* **What you have to do**
Your task is to copy each line that has the word "必须看清车后是否安全".

Stored records:
===
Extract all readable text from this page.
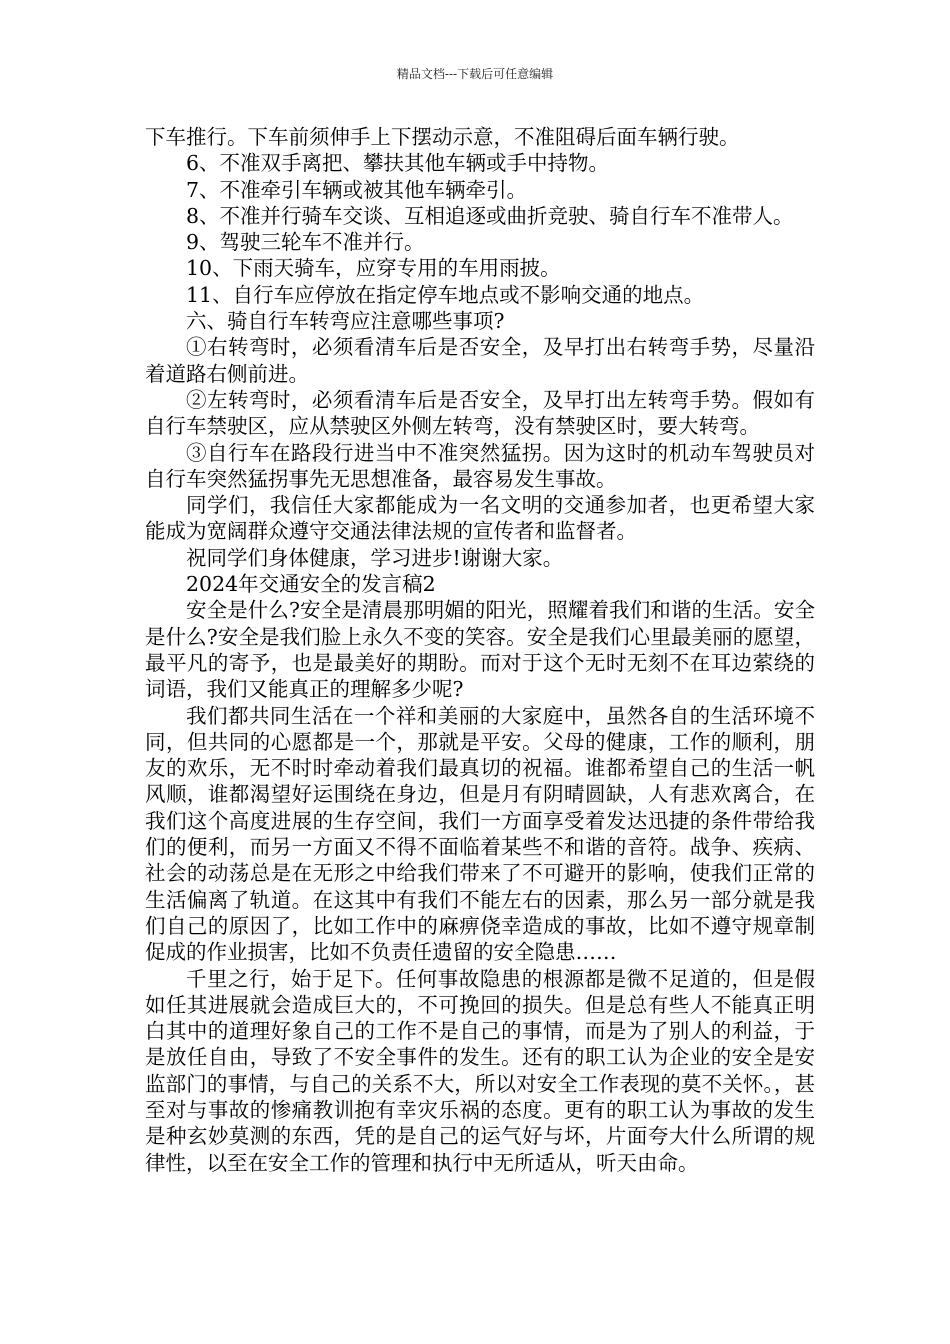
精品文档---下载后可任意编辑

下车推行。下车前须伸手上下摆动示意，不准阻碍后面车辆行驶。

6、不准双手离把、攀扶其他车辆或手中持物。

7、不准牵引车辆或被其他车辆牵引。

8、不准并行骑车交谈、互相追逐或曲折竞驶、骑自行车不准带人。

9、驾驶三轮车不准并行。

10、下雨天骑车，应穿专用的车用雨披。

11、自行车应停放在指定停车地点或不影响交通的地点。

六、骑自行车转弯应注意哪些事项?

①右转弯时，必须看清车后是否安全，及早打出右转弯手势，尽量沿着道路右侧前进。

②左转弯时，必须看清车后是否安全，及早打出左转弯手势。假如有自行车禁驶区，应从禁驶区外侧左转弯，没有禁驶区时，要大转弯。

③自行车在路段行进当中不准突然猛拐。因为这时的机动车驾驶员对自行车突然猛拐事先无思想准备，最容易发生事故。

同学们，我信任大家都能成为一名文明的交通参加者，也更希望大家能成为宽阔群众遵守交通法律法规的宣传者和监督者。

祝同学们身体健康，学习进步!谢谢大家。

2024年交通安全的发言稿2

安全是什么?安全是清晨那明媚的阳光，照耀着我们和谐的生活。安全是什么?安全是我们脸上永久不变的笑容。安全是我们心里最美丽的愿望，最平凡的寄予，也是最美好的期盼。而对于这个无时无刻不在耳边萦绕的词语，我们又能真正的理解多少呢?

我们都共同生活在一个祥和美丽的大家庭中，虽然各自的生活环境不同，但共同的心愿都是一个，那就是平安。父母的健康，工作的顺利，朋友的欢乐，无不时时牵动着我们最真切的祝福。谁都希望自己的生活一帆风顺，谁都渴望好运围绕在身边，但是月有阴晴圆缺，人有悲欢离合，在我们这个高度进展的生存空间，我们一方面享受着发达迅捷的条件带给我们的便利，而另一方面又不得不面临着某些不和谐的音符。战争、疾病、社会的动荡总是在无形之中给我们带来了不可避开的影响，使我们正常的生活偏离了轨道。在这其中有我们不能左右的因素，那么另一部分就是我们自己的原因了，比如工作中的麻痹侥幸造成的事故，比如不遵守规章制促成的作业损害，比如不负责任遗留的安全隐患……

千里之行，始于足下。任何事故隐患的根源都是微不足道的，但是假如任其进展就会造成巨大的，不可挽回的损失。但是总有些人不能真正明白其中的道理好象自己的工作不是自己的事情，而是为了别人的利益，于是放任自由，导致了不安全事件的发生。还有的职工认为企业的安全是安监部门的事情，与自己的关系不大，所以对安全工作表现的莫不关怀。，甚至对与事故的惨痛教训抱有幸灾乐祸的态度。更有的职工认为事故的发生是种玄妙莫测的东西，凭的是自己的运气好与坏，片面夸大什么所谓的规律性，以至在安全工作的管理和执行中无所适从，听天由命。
===
* **Task output**
①右转弯时，必须看清车后是否安全，及早打出右转弯手势，尽量沿着道路右侧前进。
②左转弯时，必须看清车后是否安全，及早打出左转弯手势。假如有自行车禁驶区，应从禁驶区外侧左转弯，没有禁驶区时，要大转弯。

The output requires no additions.